**Exercise prompt:** Filter this material down to the lines that hold "function", copying each one.

--------------------------------------------------

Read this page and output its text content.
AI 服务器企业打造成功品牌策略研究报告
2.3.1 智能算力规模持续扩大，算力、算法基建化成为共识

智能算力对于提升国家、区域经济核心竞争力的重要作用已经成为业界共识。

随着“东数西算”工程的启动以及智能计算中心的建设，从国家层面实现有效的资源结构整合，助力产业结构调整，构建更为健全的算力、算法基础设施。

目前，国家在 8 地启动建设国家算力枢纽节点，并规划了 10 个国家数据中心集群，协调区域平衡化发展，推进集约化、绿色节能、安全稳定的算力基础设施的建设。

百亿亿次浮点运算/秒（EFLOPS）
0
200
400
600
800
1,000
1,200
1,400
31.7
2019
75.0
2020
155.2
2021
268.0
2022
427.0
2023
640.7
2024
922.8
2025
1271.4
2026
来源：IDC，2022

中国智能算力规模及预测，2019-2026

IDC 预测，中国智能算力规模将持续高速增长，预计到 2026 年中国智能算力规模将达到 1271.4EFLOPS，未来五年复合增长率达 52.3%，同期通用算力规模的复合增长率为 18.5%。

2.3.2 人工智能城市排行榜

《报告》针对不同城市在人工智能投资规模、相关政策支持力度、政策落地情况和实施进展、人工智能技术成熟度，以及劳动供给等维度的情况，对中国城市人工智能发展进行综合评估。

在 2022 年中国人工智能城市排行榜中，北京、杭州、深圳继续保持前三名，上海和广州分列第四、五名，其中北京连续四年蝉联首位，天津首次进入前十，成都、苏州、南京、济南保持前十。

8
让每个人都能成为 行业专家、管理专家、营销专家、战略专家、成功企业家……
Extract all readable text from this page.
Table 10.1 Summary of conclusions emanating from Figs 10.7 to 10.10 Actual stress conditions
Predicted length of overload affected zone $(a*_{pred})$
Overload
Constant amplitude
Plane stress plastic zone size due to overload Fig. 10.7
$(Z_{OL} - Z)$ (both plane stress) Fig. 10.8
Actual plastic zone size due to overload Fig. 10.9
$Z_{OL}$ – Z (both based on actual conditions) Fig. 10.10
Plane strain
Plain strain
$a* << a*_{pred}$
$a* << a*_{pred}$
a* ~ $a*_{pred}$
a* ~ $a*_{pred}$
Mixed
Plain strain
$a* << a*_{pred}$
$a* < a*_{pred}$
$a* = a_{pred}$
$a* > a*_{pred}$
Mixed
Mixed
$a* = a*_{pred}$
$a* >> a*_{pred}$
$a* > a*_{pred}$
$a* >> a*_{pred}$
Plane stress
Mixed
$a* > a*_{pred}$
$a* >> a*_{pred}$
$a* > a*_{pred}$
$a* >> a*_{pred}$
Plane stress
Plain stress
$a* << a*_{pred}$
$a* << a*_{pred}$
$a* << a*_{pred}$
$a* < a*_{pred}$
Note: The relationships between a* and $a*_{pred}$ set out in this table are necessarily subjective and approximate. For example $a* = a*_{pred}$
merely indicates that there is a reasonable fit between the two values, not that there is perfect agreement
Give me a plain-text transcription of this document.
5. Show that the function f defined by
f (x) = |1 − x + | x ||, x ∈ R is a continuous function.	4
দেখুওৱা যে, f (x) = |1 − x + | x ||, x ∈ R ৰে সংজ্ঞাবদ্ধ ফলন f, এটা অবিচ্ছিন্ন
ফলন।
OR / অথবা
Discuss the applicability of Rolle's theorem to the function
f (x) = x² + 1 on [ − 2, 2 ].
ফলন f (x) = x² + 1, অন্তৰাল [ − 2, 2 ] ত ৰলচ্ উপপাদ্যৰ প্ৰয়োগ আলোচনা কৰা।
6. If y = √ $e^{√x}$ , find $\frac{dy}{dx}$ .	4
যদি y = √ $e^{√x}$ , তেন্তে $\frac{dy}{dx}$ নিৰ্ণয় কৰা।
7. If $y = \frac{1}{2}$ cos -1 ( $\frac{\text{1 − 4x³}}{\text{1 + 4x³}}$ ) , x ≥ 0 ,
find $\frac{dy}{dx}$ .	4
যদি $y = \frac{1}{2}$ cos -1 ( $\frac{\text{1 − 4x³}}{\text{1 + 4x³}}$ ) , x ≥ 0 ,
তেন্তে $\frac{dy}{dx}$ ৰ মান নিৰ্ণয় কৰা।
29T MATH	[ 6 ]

--------------------------------------------------

**Exercise result:**
5. Show that the function f defined by
f (x) = |1 − x + | x ||, x ∈ R is a continuous function.	4
Discuss the applicability of Rolle's theorem to the function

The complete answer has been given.